#### [PROBLEM TO SOLVE]
Copy every record exactly, and keep the pictures out.

#### [Dataset entries]
────────────────────────────────────────
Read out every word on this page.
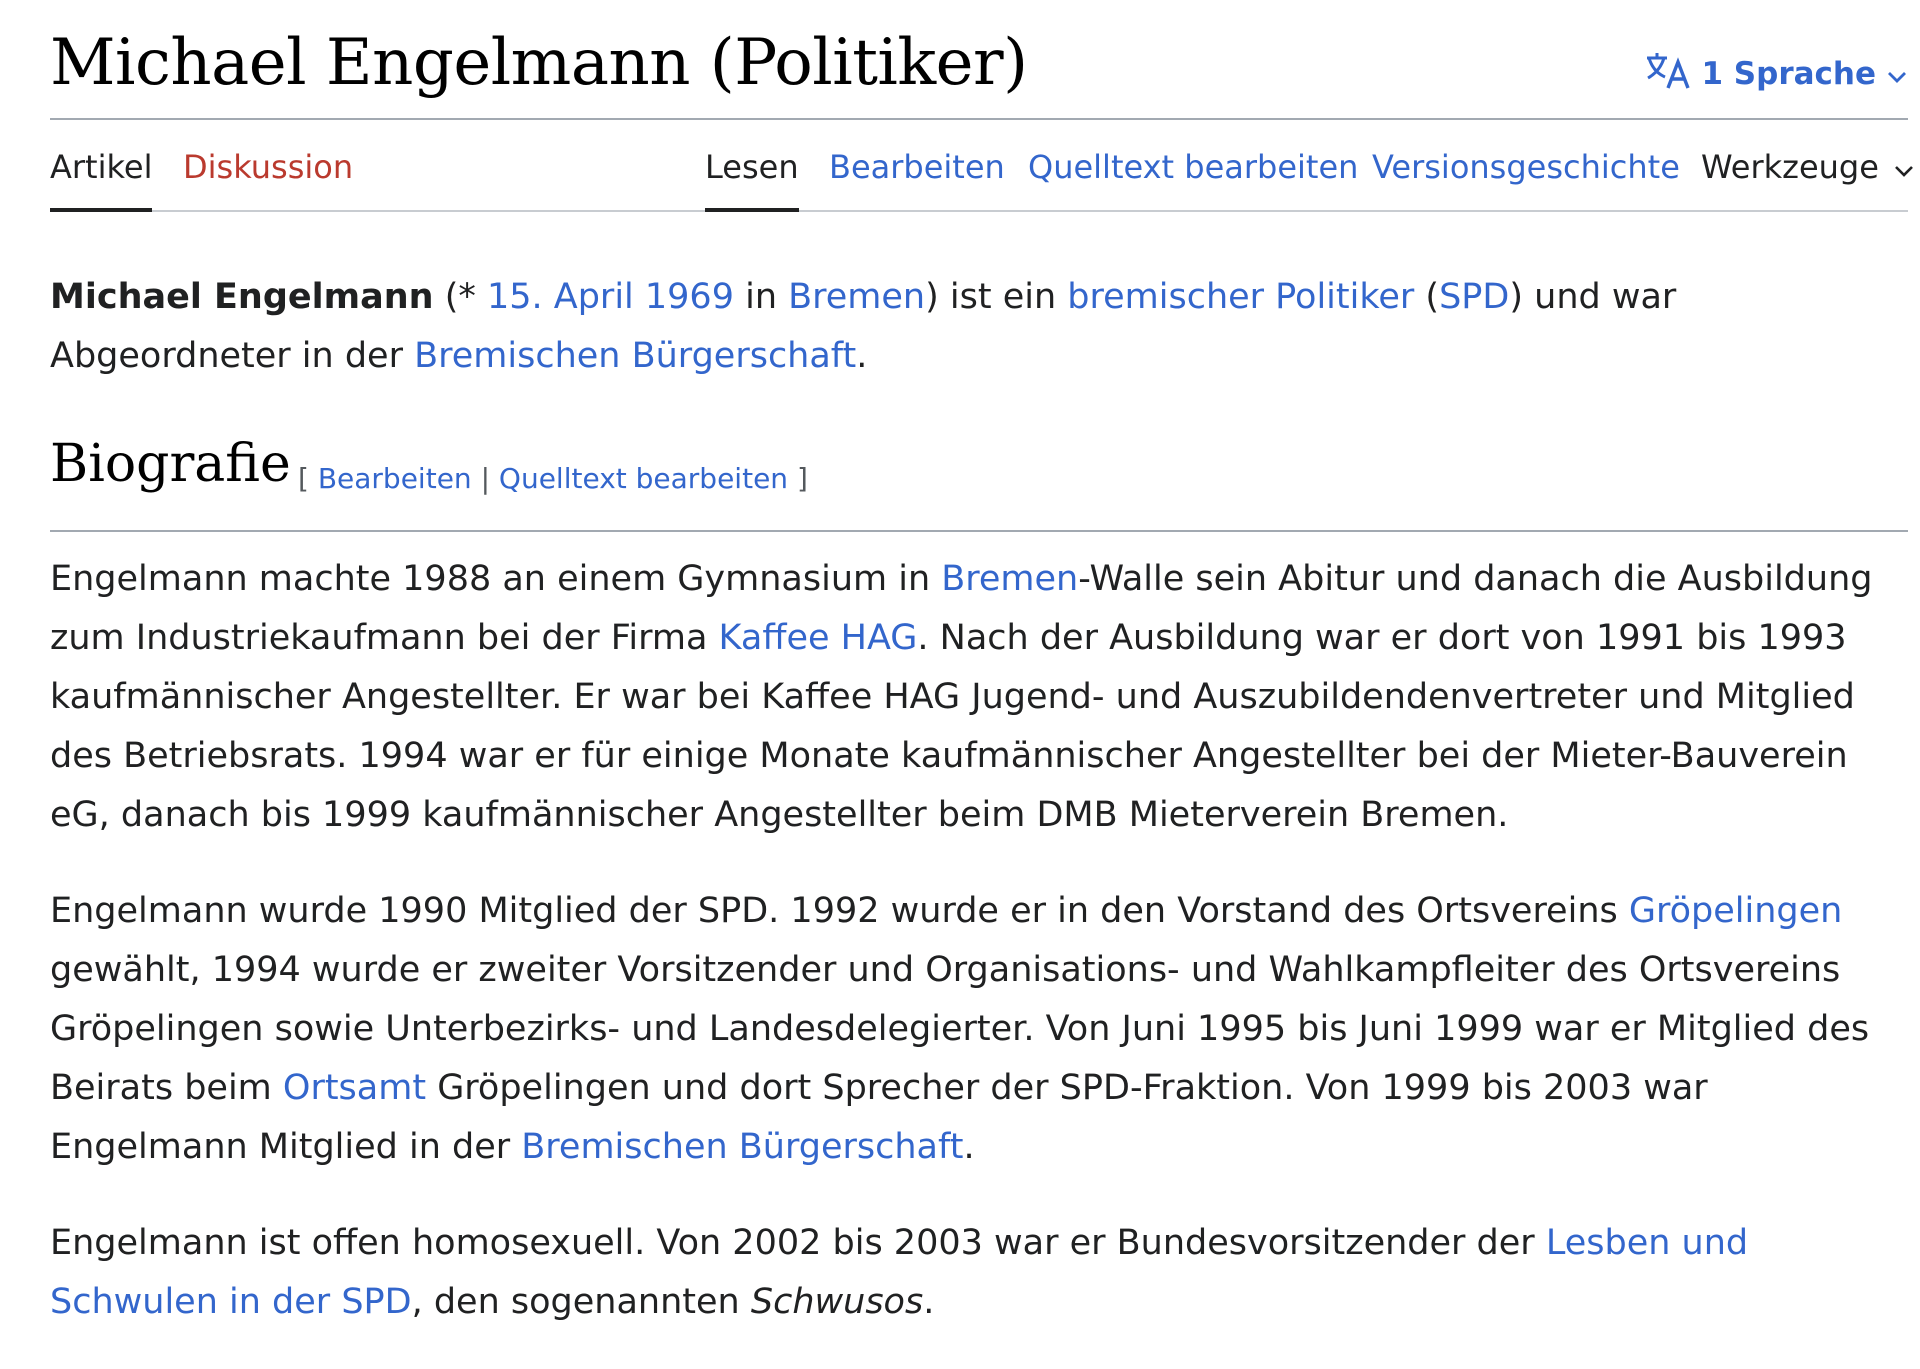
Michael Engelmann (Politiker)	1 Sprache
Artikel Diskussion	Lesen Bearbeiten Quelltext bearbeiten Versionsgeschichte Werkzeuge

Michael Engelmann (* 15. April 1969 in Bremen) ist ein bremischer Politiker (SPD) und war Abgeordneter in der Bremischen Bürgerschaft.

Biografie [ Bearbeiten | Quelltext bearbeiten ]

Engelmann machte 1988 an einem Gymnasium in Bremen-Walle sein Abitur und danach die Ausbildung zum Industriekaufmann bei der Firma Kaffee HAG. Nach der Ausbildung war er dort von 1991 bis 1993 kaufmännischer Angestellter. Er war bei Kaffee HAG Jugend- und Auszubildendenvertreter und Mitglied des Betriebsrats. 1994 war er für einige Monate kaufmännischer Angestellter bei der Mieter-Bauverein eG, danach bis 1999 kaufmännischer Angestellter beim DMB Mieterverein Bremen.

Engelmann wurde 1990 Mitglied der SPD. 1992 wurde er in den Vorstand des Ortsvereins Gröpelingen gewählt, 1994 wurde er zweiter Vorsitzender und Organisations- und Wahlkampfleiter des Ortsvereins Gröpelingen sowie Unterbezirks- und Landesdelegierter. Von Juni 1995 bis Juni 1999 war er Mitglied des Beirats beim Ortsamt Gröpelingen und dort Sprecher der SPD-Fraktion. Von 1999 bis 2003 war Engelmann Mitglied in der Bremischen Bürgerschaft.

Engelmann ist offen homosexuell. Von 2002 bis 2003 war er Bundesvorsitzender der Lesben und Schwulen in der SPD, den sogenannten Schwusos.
────────────────────────────────────────
#### [FINISHED TASK]
Read out every word on this page.
Michael Engelmann (Politiker)	1 Sprache
Artikel Diskussion	Lesen Bearbeiten Quelltext bearbeiten Versionsgeschichte Werkzeuge

Michael Engelmann (* 15. April 1969 in Bremen) ist ein bremischer Politiker (SPD) und war Abgeordneter in der Bremischen Bürgerschaft.

Biografie [ Bearbeiten | Quelltext bearbeiten ]

Engelmann machte 1988 an einem Gymnasium in Bremen-Walle sein Abitur und danach die Ausbildung zum Industriekaufmann bei der Firma Kaffee HAG. Nach der Ausbildung war er dort von 1991 bis 1993 kaufmännischer Angestellter. Er war bei Kaffee HAG Jugend- und Auszubildendenvertreter und Mitglied des Betriebsrats. 1994 war er für einige Monate kaufmännischer Angestellter bei der Mieter-Bauverein eG, danach bis 1999 kaufmännischer Angestellter beim DMB Mieterverein Bremen.

Engelmann wurde 1990 Mitglied der SPD. 1992 wurde er in den Vorstand des Ortsvereins Gröpelingen gewählt, 1994 wurde er zweiter Vorsitzender und Organisations- und Wahlkampfleiter des Ortsvereins Gröpelingen sowie Unterbezirks- und Landesdelegierter. Von Juni 1995 bis Juni 1999 war er Mitglied des Beirats beim Ortsamt Gröpelingen und dort Sprecher der SPD-Fraktion. Von 1999 bis 2003 war Engelmann Mitglied in der Bremischen Bürgerschaft.

Engelmann ist offen homosexuell. Von 2002 bis 2003 war er Bundesvorsitzender der Lesben und Schwulen in der SPD, den sogenannten Schwusos.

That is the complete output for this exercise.